• Aim
Check the listing below for lines that hold "periodo". How many are there? Please give only the number.

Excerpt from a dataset
* begin *

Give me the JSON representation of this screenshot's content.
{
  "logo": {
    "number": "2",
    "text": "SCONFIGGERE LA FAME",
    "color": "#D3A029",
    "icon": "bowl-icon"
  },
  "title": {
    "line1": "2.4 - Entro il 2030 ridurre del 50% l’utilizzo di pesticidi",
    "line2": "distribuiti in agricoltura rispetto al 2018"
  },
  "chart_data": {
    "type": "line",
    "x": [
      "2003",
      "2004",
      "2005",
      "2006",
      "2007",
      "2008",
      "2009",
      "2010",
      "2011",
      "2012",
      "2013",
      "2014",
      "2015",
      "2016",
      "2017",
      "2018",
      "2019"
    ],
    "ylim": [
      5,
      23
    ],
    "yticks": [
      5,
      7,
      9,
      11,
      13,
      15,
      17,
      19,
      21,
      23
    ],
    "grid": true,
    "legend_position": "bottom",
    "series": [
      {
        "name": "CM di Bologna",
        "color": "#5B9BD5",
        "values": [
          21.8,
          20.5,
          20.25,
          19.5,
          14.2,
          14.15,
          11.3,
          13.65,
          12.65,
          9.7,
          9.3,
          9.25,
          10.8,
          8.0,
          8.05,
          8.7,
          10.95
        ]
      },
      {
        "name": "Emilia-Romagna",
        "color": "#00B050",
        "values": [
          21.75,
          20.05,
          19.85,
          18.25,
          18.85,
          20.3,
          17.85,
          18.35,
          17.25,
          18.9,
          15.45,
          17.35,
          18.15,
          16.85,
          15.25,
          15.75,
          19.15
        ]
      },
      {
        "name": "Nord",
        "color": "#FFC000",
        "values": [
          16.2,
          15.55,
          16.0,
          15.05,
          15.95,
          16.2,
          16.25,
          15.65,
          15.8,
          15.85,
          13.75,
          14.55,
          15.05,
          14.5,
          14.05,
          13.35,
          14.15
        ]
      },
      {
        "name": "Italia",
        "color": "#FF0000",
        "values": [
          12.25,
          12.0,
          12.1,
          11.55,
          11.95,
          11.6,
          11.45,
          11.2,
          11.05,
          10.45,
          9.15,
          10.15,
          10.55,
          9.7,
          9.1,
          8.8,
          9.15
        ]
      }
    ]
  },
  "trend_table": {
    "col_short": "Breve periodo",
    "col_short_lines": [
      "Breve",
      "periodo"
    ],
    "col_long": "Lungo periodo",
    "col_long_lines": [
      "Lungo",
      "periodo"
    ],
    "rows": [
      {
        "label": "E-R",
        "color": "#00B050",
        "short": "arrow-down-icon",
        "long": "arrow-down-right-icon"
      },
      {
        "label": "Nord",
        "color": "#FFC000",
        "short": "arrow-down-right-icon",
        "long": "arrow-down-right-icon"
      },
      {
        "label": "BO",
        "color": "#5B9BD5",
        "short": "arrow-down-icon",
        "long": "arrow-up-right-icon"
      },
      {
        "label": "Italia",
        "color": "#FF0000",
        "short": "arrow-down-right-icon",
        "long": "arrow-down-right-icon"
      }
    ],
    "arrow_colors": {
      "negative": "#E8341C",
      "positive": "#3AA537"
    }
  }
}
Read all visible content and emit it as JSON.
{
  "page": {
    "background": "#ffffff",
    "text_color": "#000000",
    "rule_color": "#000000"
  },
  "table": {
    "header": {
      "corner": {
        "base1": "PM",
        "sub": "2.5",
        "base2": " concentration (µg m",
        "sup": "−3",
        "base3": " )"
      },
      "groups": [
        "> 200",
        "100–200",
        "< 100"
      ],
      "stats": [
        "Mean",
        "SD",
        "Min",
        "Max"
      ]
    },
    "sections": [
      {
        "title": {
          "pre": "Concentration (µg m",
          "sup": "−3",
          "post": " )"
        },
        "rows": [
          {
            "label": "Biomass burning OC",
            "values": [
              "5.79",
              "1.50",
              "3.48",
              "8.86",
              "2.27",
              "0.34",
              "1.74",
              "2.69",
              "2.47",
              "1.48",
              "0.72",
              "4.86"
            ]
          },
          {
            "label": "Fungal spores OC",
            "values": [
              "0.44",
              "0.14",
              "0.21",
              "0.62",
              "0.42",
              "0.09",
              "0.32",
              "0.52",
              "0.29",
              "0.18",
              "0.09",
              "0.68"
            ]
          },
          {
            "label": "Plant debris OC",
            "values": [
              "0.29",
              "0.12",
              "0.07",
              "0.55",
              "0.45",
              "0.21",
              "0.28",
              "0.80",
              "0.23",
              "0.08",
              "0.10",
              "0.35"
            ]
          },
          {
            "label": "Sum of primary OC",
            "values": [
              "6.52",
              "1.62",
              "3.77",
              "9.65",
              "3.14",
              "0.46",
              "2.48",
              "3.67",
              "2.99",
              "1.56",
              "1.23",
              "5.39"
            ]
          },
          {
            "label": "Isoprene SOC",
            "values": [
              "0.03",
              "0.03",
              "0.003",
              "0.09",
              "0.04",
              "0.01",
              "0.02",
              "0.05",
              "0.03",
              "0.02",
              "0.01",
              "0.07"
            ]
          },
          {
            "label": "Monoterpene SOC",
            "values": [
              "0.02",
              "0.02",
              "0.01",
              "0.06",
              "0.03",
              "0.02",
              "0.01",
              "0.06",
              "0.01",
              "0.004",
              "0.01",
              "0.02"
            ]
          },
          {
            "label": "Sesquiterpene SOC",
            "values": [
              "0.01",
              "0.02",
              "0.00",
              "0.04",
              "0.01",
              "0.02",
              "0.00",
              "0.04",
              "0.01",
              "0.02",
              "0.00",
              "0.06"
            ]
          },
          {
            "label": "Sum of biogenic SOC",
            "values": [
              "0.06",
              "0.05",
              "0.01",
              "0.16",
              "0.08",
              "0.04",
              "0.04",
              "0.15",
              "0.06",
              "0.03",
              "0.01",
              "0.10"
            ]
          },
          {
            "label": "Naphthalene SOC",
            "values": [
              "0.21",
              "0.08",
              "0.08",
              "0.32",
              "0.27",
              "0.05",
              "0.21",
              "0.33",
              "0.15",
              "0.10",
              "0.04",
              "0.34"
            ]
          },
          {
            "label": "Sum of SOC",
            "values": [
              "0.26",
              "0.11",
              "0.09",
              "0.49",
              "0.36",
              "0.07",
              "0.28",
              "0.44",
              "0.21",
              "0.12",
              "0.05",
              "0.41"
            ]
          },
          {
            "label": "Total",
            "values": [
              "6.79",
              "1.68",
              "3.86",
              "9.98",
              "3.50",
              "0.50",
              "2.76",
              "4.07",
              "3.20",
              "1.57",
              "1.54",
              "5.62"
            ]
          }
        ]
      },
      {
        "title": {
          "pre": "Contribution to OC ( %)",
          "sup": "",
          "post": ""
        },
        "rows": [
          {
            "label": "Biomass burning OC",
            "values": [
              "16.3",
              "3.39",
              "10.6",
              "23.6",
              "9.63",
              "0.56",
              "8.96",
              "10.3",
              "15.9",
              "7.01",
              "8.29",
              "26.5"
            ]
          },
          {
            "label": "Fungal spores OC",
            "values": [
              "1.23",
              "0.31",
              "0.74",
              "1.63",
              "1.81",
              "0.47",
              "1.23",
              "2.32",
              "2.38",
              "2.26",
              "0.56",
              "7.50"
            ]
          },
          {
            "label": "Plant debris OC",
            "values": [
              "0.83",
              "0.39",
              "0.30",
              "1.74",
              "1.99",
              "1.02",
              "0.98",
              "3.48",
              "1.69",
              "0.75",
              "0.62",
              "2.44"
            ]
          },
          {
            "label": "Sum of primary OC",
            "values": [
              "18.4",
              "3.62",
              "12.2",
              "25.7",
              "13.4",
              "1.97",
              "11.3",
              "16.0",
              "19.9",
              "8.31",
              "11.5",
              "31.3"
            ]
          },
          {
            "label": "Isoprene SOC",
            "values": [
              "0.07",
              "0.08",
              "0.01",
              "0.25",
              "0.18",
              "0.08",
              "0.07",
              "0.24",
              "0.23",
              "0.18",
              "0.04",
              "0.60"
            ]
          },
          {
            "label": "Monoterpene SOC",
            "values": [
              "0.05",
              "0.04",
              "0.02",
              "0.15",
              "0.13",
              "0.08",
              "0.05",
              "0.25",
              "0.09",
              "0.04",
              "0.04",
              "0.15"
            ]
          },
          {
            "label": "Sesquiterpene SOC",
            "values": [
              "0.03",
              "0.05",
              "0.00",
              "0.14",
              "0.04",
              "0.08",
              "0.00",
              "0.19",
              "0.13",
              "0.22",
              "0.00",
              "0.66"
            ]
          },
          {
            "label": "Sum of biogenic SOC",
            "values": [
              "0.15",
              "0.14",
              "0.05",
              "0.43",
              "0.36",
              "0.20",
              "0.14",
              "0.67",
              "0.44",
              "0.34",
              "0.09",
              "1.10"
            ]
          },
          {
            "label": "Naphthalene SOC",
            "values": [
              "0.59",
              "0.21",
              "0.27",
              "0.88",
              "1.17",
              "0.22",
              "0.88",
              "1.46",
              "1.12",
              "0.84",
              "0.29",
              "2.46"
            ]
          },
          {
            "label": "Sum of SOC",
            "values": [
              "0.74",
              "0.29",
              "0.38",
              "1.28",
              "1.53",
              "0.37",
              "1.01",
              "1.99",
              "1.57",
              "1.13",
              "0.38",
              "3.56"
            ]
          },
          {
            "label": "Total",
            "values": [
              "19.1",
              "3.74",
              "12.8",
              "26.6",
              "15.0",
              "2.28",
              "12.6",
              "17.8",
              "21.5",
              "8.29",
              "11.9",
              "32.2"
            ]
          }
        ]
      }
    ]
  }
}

* end *

• Problem solution
4